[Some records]
-- Start --
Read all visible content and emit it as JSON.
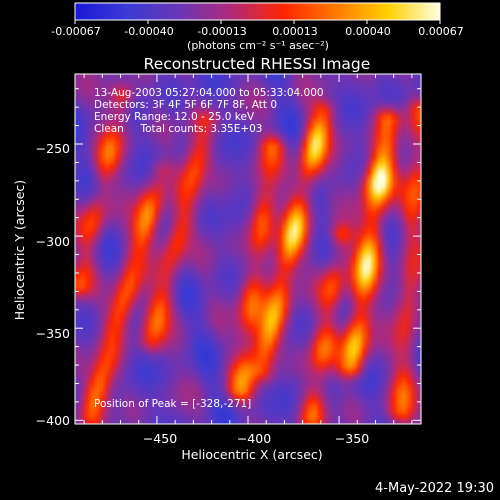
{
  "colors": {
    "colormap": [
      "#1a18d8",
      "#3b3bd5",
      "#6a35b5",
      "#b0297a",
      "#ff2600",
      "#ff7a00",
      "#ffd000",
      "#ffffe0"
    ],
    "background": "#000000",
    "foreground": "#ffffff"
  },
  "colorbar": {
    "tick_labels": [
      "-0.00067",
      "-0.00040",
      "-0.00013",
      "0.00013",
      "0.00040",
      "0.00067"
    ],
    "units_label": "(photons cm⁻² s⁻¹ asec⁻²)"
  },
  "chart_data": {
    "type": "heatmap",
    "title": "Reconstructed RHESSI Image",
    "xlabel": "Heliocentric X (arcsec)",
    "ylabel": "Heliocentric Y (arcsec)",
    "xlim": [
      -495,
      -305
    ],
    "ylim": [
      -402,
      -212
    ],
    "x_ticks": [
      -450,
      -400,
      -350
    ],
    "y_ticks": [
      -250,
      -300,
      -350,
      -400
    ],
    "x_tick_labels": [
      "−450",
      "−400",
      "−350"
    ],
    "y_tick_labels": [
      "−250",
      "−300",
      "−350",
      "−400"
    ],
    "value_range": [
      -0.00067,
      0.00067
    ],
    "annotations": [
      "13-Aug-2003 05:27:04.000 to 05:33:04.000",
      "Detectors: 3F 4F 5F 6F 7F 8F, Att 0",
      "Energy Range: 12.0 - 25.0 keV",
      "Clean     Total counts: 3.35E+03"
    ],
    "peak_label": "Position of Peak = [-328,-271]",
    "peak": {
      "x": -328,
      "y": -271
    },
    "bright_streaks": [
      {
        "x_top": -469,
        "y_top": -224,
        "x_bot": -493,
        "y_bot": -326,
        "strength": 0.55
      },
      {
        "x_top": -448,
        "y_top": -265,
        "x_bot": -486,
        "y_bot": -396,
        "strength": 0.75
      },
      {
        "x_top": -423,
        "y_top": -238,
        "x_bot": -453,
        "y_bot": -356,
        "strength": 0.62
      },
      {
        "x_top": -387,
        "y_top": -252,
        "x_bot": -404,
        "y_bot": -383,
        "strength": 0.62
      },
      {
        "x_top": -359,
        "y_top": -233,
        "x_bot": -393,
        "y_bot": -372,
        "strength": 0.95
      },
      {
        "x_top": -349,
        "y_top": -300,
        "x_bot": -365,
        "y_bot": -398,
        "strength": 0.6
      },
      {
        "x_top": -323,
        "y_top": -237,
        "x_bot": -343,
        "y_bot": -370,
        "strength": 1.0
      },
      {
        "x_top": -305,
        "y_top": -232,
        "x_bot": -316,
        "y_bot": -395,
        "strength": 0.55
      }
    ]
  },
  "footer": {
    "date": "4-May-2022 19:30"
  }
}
-- End --
-- Start --
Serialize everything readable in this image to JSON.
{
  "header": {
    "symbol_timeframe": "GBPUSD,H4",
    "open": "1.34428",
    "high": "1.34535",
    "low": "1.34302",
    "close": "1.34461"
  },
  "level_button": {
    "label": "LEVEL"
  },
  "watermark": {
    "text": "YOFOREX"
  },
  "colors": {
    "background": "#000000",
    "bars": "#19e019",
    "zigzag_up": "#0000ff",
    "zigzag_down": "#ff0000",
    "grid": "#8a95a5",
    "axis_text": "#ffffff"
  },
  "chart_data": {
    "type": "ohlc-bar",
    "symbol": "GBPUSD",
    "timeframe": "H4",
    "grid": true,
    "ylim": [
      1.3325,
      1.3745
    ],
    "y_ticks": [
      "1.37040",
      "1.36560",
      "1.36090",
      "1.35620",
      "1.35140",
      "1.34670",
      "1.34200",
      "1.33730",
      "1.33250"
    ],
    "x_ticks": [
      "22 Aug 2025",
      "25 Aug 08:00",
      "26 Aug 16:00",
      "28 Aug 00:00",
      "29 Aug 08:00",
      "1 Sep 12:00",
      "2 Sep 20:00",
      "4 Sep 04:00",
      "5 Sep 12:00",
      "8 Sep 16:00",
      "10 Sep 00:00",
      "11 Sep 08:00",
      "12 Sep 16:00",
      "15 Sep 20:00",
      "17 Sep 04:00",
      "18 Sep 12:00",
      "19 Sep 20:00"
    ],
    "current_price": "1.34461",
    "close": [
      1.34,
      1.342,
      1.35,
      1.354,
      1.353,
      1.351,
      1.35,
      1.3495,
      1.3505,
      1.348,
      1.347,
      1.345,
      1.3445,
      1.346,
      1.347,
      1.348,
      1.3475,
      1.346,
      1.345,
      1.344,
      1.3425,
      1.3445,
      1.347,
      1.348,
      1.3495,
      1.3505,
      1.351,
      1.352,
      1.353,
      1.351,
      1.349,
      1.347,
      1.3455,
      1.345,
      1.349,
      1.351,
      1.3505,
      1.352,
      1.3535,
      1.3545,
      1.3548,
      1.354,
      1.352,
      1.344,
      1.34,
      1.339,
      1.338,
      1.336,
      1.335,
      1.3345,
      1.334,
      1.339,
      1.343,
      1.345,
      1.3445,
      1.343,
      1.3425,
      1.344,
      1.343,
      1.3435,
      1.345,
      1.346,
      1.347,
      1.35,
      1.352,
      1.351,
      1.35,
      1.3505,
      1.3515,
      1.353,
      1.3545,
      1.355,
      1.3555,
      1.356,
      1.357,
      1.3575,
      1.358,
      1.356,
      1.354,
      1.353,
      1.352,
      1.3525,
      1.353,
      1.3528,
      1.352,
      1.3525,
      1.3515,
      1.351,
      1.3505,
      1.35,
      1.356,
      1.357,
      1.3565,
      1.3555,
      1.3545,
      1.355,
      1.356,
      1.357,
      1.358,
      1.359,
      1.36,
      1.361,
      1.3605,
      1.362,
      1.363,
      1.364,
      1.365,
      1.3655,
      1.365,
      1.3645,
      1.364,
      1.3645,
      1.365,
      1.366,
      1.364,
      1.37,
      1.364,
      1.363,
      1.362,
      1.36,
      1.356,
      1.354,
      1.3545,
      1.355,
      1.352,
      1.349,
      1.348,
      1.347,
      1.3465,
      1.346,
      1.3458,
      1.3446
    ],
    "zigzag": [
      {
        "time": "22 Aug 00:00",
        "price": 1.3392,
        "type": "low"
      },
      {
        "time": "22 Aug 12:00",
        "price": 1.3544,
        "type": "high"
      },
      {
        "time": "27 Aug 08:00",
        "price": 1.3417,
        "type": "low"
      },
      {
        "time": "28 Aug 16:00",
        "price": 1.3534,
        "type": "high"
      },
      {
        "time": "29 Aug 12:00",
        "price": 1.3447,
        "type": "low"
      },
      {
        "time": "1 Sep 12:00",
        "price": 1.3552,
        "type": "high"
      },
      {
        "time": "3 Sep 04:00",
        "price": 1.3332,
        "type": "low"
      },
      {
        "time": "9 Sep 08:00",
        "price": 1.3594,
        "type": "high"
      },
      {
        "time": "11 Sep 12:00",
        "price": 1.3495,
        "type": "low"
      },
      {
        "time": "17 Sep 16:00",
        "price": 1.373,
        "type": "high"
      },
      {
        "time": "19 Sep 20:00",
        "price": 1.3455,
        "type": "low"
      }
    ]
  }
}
-- End --
* [WHAT YOU SHOULD DO] Return all lines containing the word "Heliocentric".

* [RESULT OF THE TASK]
    "xlabel": "Heliocentric X (arcsec)",
    "ylabel": "Heliocentric Y (arcsec)",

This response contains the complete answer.